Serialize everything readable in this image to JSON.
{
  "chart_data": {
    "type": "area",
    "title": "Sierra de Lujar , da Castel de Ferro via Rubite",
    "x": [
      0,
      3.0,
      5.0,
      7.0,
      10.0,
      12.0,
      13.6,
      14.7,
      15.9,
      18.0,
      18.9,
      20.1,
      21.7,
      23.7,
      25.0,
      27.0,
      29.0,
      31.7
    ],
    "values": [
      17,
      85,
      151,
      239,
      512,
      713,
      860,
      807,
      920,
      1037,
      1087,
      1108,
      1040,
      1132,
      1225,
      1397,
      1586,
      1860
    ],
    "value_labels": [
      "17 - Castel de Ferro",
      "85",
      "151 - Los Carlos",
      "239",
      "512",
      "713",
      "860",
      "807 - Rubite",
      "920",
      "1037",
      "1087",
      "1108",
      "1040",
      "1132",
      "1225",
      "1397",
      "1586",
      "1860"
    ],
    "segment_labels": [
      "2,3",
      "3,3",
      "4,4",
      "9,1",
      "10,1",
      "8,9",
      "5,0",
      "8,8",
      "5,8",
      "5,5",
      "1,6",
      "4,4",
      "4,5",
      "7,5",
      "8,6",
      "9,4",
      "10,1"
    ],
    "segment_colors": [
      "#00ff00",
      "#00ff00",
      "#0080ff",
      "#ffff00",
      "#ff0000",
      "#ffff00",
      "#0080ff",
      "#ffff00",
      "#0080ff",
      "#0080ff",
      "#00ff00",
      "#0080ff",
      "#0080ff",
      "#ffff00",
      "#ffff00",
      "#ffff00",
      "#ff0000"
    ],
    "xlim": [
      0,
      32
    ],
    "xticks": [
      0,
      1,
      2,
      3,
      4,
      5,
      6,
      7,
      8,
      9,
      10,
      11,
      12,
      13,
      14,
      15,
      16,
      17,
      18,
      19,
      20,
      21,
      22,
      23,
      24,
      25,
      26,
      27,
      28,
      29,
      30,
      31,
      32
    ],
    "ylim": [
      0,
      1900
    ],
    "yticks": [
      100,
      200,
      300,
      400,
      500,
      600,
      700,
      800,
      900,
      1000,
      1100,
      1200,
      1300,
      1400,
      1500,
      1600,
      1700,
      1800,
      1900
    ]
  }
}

• [PROBLEM]
Transcribe all entries exactly as they are given.

• [FINAL RESULT]
Serialize everything readable in this image to JSON.
{
  "chart_data": {
    "type": "area",
    "title": "Sierra de Lujar , da Castel de Ferro via Rubite",
    "x": [
      0,
      3.0,
      5.0,
      7.0,
      10.0,
      12.0,
      13.6,
      14.7,
      15.9,
      18.0,
      18.9,
      20.1,
      21.7,
      23.7,
      25.0,
      27.0,
      29.0,
      31.7
    ],
    "values": [
      17,
      85,
      151,
      239,
      512,
      713,
      860,
      807,
      920,
      1037,
      1087,
      1108,
      1040,
      1132,
      1225,
      1397,
      1586,
      1860
    ],
    "value_labels": [
      "17 - Castel de Ferro",
      "85",
      "151 - Los Carlos",
      "239",
      "512",
      "713",
      "860",
      "807 - Rubite",
      "920",
      "1037",
      "1087",
      "1108",
      "1040",
      "1132",
      "1225",
      "1397",
      "1586",
      "1860"
    ],
    "segment_labels": [
      "2,3",
      "3,3",
      "4,4",
      "9,1",
      "10,1",
      "8,9",
      "5,0",
      "8,8",
      "5,8",
      "5,5",
      "1,6",
      "4,4",
      "4,5",
      "7,5",
      "8,6",
      "9,4",
      "10,1"
    ],
    "segment_colors": [
      "#00ff00",
      "#00ff00",
      "#0080ff",
      "#ffff00",
      "#ff0000",
      "#ffff00",
      "#0080ff",
      "#ffff00",
      "#0080ff",
      "#0080ff",
      "#00ff00",
      "#0080ff",
      "#0080ff",
      "#ffff00",
      "#ffff00",
      "#ffff00",
      "#ff0000"
    ],
    "xlim": [
      0,
      32
    ],
    "xticks": [
      0,
      1,
      2,
      3,
      4,
      5,
      6,
      7,
      8,
      9,
      10,
      11,
      12,
      13,
      14,
      15,
      16,
      17,
      18,
      19,
      20,
      21,
      22,
      23,
      24,
      25,
      26,
      27,
      28,
      29,
      30,
      31,
      32
    ],
    "ylim": [
      0,
      1900
    ],
    "yticks": [
      100,
      200,
      300,
      400,
      500,
      600,
      700,
      800,
      900,
      1000,
      1100,
      1200,
      1300,
      1400,
      1500,
      1600,
      1700,
      1800,
      1900
    ]
  }
}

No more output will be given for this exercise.